→ **Data listing**
----------------------------------------

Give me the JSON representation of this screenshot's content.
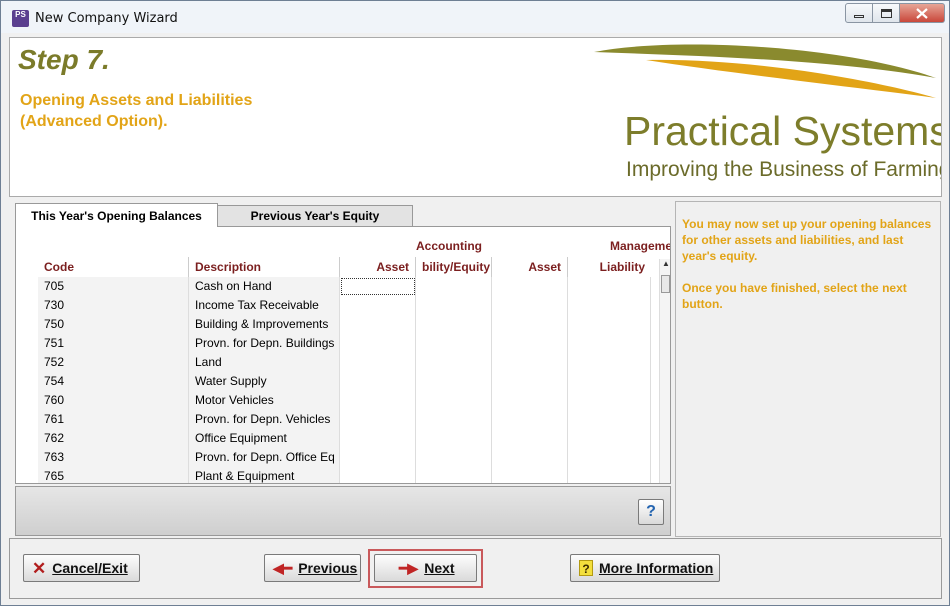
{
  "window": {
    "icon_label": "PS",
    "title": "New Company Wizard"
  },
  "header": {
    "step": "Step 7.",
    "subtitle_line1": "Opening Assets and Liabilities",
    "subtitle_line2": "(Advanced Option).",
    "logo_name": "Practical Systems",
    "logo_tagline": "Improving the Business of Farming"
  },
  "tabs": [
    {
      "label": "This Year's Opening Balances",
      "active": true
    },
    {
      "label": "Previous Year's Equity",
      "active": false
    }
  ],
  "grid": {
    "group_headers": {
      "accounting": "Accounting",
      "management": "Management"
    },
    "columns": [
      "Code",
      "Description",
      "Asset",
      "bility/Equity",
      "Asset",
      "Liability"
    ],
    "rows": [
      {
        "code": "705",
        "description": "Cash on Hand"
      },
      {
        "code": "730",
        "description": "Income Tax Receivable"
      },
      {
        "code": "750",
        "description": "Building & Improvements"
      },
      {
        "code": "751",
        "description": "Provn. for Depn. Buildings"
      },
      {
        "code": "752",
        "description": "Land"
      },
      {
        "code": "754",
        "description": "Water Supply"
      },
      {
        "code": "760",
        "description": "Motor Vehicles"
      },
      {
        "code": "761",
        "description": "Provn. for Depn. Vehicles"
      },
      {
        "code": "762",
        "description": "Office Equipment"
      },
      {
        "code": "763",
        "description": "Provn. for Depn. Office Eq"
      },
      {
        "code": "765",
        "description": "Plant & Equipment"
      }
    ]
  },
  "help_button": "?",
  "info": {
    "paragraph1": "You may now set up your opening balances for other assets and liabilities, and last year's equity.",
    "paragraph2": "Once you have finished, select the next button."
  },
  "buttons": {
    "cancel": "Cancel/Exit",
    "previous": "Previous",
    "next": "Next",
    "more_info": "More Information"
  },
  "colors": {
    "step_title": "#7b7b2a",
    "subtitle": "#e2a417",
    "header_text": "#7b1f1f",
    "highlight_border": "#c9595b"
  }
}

----------------------------------------

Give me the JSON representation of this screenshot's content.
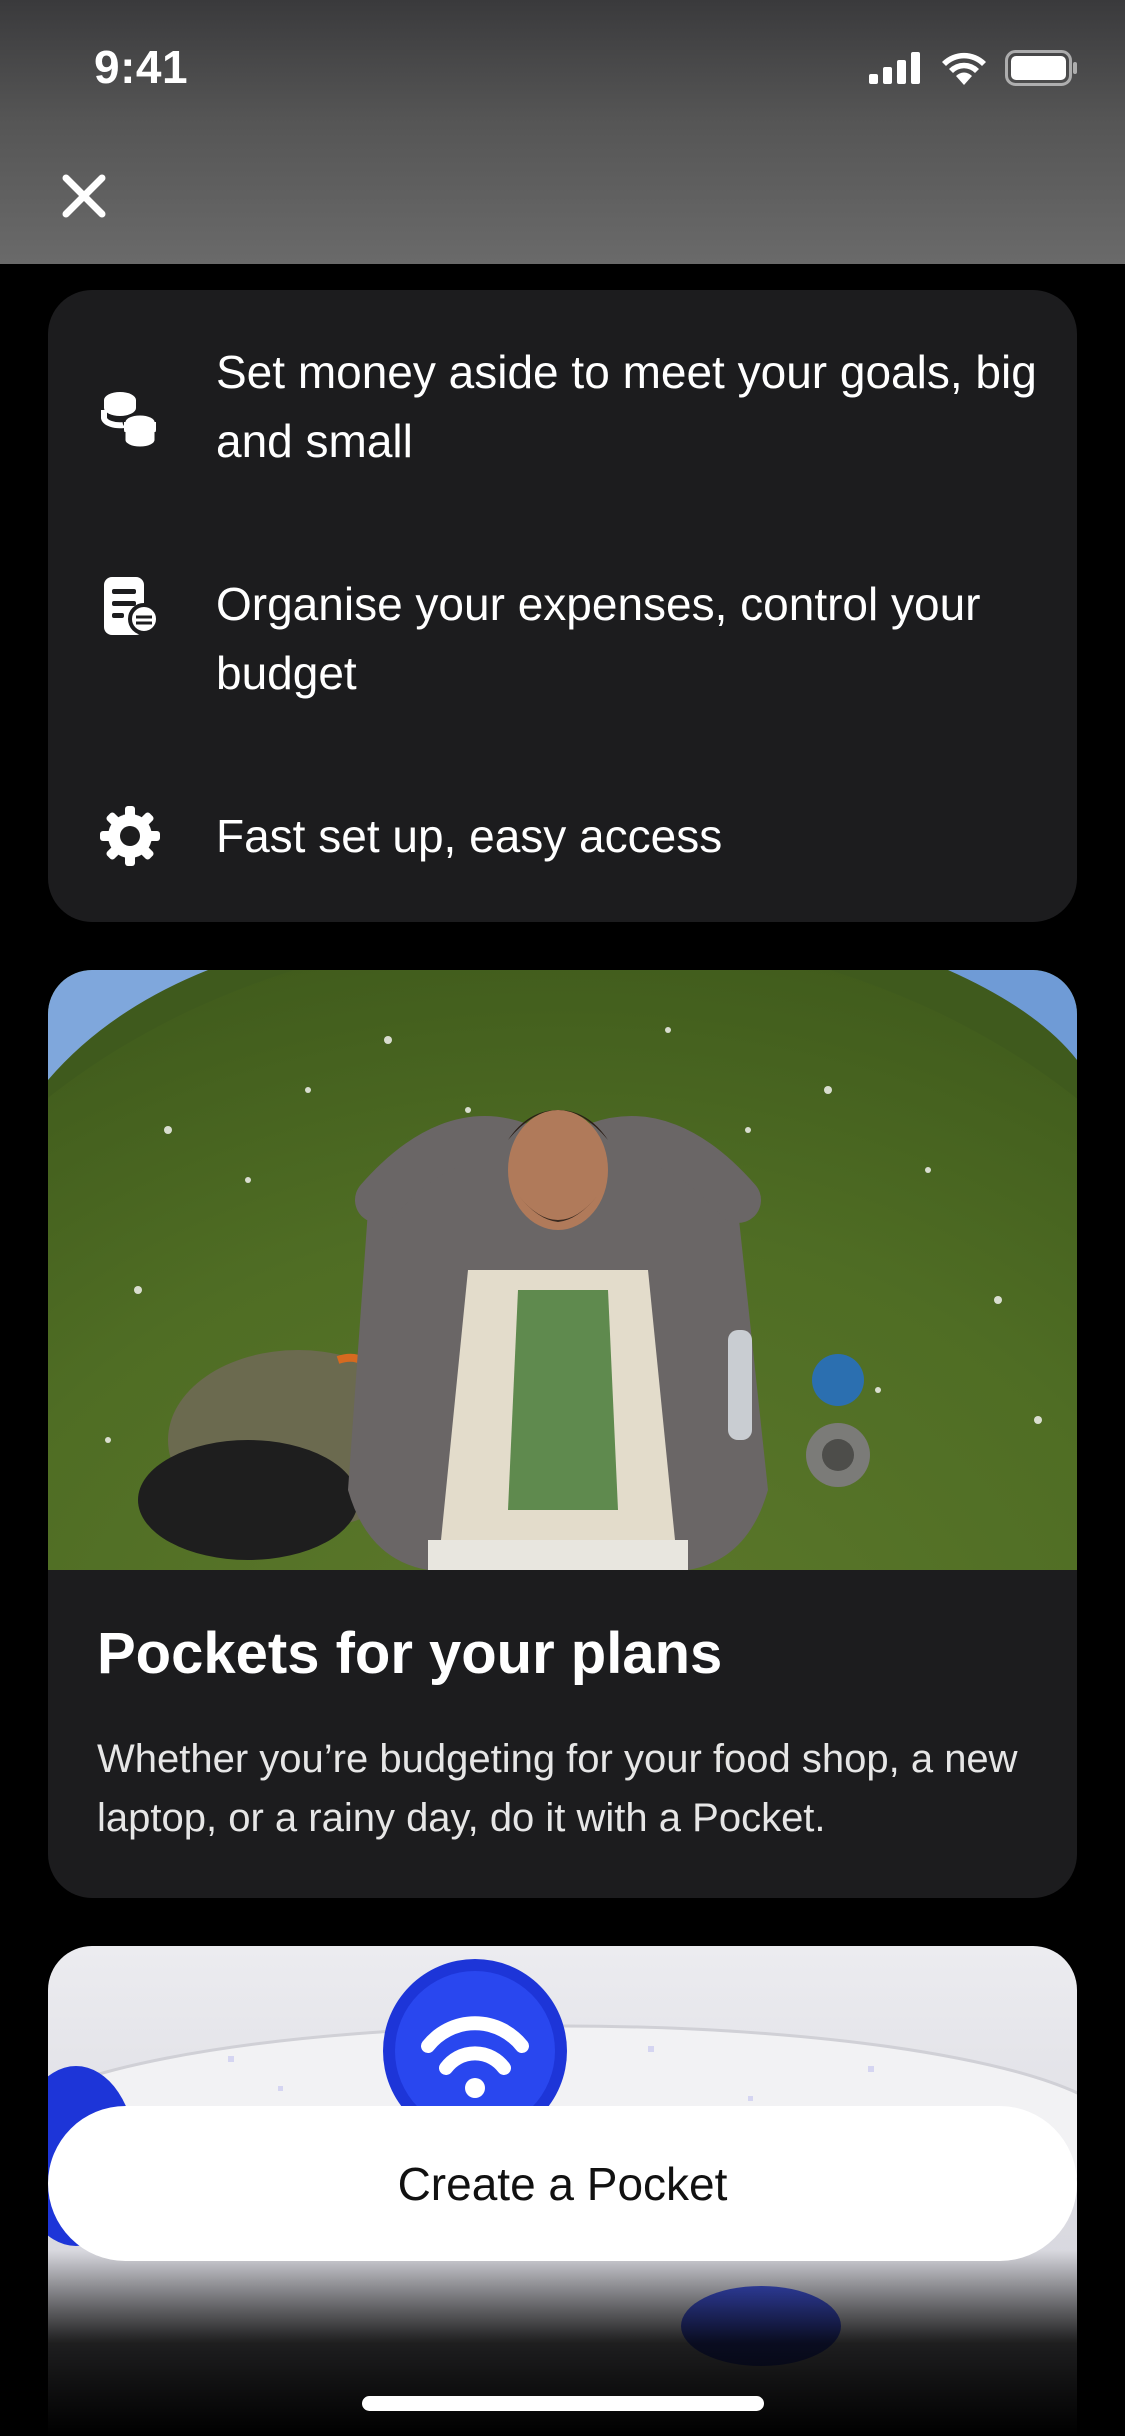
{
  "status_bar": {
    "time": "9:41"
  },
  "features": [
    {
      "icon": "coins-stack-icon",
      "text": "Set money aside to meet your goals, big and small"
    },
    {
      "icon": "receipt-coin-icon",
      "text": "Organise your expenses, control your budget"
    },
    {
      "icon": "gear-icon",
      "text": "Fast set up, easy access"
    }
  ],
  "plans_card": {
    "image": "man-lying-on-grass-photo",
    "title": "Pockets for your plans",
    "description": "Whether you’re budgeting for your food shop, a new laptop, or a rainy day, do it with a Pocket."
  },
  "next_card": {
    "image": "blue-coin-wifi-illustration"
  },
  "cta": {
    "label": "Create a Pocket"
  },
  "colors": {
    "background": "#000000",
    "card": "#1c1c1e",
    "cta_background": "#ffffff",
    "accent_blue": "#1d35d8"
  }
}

----------------------------------------

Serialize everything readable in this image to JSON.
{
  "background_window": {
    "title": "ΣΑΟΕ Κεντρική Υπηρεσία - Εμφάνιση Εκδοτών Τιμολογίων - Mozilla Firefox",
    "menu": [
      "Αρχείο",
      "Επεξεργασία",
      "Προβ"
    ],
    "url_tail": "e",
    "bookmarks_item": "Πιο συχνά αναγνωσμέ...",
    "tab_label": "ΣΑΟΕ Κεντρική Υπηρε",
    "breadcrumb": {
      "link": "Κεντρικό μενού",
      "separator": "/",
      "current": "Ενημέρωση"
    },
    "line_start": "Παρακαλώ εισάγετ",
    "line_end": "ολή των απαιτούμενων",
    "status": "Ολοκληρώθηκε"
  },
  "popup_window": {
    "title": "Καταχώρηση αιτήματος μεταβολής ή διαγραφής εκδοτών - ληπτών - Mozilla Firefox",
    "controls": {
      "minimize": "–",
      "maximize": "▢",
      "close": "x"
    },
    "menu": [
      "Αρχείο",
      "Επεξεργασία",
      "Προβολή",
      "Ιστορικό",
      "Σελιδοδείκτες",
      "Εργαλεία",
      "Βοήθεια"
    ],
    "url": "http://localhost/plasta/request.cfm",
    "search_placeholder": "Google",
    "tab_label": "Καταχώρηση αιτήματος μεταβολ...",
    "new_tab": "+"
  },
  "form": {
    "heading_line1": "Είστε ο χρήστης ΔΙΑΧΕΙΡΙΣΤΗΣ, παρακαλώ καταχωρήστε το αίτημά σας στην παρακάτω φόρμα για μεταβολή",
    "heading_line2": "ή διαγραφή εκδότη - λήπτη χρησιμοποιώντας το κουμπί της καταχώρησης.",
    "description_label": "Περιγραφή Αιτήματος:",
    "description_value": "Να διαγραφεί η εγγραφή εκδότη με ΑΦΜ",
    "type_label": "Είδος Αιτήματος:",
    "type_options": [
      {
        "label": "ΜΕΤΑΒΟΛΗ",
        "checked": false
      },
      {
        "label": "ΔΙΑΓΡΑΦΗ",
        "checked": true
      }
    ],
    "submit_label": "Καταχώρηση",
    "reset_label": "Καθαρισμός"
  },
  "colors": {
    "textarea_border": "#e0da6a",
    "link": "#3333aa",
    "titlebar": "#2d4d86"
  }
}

----------------------------------------

→ **OBJECTIVE**
Find every line with "ΣΑΟΕ" in the listing and state how many there are, nothing else.

→ **EXERCISE RESULT**
2